Brief: The entries that follow should be written out exactly.

Saved entries:
····················

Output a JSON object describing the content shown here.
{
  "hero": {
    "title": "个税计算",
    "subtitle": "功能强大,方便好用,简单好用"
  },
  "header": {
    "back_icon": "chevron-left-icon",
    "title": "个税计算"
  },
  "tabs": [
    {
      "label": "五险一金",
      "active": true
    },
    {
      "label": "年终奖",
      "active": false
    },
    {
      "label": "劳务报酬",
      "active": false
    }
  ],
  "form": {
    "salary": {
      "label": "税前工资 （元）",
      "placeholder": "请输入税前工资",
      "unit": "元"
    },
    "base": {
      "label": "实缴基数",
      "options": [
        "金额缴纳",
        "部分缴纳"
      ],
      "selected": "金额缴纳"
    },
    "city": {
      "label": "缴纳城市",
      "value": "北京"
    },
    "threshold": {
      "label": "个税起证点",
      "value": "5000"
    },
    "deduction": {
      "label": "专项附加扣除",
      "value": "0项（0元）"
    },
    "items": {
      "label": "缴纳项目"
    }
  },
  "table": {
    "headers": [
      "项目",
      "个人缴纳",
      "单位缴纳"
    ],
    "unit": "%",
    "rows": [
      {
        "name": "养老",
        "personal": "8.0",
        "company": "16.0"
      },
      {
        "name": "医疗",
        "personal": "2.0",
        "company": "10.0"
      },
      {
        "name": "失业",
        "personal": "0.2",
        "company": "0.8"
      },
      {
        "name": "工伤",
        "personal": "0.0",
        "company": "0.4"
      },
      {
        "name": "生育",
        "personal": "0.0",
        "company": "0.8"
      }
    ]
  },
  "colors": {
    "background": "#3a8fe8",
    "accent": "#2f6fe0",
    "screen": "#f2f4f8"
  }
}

····················

Problem solution:
Output a JSON object describing the content shown here.
{
  "hero": {
    "title": "个税计算",
    "subtitle": "功能强大,方便好用,简单好用"
  },
  "header": {
    "back_icon": "chevron-left-icon",
    "title": "个税计算"
  },
  "tabs": [
    {
      "label": "五险一金",
      "active": true
    },
    {
      "label": "年终奖",
      "active": false
    },
    {
      "label": "劳务报酬",
      "active": false
    }
  ],
  "form": {
    "salary": {
      "label": "税前工资 （元）",
      "placeholder": "请输入税前工资",
      "unit": "元"
    },
    "base": {
      "label": "实缴基数",
      "options": [
        "金额缴纳",
        "部分缴纳"
      ],
      "selected": "金额缴纳"
    },
    "city": {
      "label": "缴纳城市",
      "value": "北京"
    },
    "threshold": {
      "label": "个税起证点",
      "value": "5000"
    },
    "deduction": {
      "label": "专项附加扣除",
      "value": "0项（0元）"
    },
    "items": {
      "label": "缴纳项目"
    }
  },
  "table": {
    "headers": [
      "项目",
      "个人缴纳",
      "单位缴纳"
    ],
    "unit": "%",
    "rows": [
      {
        "name": "养老",
        "personal": "8.0",
        "company": "16.0"
      },
      {
        "name": "医疗",
        "personal": "2.0",
        "company": "10.0"
      },
      {
        "name": "失业",
        "personal": "0.2",
        "company": "0.8"
      },
      {
        "name": "工伤",
        "personal": "0.0",
        "company": "0.4"
      },
      {
        "name": "生育",
        "personal": "0.0",
        "company": "0.8"
      }
    ]
  },
  "colors": {
    "background": "#3a8fe8",
    "accent": "#2f6fe0",
    "screen": "#f2f4f8"
  }
}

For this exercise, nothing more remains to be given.